Yes sir, you can toot your horn all you want. Your recipes have never steered me wrong yet. This one will be added. Thank you !


----------



## HalfSmoked (Feb 13, 2020)

Ha Disco you better work on that tomorrow is the big day for the ladies.

Warren


----------



## disco (Feb 13, 2020)

Bearcarver said:


> Looks & Sounds Great, Disco!!
> And Awesome Step by Step!!
> Nice Job!
> Like.
> ...



High words from my inspiration. Thanks, Bear!



chopsaw said:


> Toot , toot / Beep , beep .
> Nice work . I bet the flavor is fantastic .



Har! You are very kind!



Winterrider said:


> Yes sir, you can toot your horn all you want. Your recipes have never steered me wrong yet. This one will be added. Thank you !



I am very grateful for you kind compliment!



HalfSmoked said:


> Ha Disco you better work on that tomorrow is the big day for the ladies.
> 
> Warren



The missus is very forgiving. Thank heaven!

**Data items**
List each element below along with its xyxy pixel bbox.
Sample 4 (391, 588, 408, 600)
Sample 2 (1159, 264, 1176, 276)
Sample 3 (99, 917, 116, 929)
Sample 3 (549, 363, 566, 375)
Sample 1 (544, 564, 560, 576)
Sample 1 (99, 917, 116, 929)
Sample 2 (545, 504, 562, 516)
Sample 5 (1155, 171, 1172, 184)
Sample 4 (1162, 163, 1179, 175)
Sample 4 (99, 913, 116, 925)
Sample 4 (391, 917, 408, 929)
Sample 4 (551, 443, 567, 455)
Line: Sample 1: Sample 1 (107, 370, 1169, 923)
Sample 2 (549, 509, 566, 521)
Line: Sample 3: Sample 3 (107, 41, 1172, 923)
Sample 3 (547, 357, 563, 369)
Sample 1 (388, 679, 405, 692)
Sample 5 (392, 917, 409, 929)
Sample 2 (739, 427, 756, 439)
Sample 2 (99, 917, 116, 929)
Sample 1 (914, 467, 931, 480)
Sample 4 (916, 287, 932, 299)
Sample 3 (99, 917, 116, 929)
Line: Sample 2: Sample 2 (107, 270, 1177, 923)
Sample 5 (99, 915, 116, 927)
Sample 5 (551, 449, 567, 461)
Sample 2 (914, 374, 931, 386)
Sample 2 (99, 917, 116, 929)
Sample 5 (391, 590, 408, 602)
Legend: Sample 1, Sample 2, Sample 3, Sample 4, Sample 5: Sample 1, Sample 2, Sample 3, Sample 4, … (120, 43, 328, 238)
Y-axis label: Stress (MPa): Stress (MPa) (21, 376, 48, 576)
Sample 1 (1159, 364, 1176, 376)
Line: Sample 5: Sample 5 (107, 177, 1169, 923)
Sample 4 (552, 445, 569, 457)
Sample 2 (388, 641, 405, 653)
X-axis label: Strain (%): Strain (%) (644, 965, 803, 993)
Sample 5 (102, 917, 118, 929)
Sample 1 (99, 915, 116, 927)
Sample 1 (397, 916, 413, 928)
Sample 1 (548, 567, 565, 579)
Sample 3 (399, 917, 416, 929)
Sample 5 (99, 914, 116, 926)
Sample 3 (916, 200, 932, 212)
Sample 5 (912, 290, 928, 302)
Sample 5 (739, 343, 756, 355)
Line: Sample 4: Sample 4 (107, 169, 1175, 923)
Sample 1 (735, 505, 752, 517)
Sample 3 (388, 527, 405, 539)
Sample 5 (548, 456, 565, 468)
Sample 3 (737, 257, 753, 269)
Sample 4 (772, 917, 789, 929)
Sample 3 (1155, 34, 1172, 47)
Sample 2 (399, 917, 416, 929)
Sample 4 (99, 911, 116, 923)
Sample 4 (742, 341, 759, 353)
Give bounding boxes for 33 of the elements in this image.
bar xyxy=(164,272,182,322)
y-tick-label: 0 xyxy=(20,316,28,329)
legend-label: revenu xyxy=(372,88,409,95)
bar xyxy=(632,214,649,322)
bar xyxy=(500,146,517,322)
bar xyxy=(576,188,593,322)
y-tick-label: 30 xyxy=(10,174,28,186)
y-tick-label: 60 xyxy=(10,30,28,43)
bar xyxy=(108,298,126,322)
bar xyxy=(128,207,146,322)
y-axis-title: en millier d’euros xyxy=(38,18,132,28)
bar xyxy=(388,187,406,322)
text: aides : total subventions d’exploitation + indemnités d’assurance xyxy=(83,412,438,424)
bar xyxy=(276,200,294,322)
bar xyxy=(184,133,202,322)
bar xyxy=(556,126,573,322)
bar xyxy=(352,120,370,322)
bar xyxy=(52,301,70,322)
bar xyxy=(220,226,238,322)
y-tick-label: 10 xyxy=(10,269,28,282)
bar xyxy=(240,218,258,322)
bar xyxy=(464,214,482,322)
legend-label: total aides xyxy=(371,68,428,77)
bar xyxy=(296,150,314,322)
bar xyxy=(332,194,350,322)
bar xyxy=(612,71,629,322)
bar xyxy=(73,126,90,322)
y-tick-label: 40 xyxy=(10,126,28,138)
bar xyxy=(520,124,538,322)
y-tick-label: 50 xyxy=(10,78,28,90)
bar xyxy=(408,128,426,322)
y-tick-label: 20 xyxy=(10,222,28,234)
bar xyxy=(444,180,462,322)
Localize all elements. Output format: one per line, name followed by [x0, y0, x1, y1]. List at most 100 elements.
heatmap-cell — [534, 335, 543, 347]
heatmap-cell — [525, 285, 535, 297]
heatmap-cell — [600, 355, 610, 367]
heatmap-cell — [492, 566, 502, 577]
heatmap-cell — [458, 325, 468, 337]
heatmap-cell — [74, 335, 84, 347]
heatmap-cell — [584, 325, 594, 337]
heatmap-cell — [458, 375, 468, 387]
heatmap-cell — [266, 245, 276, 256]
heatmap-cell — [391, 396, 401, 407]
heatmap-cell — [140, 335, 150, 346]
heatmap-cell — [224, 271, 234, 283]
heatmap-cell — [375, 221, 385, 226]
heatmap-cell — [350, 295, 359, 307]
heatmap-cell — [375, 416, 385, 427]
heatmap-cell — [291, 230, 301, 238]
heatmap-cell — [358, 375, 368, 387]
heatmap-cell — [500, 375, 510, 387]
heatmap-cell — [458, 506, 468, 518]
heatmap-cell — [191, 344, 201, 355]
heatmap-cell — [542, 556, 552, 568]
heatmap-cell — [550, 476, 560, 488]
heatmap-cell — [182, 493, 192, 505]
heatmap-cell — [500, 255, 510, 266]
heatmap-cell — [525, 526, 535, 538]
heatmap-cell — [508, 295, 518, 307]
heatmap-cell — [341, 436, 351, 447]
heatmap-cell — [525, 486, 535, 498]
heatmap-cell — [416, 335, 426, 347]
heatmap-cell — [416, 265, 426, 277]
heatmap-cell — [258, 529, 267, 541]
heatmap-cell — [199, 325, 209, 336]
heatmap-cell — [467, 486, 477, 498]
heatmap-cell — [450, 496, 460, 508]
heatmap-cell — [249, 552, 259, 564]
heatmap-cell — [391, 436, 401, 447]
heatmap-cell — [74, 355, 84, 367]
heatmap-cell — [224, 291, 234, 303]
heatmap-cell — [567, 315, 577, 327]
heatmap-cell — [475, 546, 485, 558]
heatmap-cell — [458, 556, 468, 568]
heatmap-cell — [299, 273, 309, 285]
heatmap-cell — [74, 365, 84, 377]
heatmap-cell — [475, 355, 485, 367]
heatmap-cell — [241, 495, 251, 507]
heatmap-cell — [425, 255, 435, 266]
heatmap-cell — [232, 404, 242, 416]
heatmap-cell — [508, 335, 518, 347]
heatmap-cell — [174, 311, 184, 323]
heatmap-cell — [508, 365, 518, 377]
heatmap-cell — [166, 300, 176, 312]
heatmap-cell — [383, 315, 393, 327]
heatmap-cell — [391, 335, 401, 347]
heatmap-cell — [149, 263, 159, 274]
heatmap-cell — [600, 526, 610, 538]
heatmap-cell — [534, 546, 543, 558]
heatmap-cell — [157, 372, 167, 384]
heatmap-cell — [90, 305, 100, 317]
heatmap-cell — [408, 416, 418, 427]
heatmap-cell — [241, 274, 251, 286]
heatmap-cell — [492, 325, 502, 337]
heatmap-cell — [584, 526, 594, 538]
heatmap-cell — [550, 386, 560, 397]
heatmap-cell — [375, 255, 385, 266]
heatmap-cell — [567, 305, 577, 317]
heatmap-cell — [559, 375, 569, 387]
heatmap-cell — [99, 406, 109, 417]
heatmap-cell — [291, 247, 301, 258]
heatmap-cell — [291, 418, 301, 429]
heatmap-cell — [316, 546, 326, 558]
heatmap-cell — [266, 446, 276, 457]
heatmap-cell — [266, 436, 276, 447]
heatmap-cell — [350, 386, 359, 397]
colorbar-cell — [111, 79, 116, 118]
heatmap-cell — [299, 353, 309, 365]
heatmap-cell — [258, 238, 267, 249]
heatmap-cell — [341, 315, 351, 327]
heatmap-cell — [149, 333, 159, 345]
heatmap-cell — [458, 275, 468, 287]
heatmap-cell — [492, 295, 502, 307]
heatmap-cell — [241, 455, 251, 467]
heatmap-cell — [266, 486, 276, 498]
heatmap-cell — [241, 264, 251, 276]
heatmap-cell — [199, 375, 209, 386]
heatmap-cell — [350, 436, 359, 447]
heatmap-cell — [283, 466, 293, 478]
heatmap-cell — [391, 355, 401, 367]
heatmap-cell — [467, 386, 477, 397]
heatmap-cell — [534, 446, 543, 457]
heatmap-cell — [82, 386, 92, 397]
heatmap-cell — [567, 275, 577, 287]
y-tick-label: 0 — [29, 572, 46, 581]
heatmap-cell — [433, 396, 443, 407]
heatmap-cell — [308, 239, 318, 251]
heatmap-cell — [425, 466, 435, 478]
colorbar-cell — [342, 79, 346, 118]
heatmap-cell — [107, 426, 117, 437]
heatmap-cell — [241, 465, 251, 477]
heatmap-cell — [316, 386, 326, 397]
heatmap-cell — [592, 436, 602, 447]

**Given request 1**
Answer these questions about the forum thread:
(a) On what date did HalfSmoked post?
(b) Which user wrote "Toot , toot / Beep , beep ."?
(c) How does disco describe the missus?
**Given request 2**
In the records, start at the first line and stop after the line containing "Sample 4 (99, 913, 116, 925)". Rewrite those lines with "Sample 3" renamed to "Specimen 3" and everything else unchanged.
The text and the records have no connection to each other.

**Task answer 1**
(a) Feb 13, 2020
(b) chopsaw
(c) As very forgiving

**Task answer 2**
List each element below along with its xyxy pixel bbox.
Sample 4 (391, 588, 408, 600)
Sample 2 (1159, 264, 1176, 276)
Specimen 3 (99, 917, 116, 929)
Specimen 3 (549, 363, 566, 375)
Sample 1 (544, 564, 560, 576)
Sample 1 (99, 917, 116, 929)
Sample 2 (545, 504, 562, 516)
Sample 5 (1155, 171, 1172, 184)
Sample 4 (1162, 163, 1179, 175)
Sample 4 (99, 913, 116, 925)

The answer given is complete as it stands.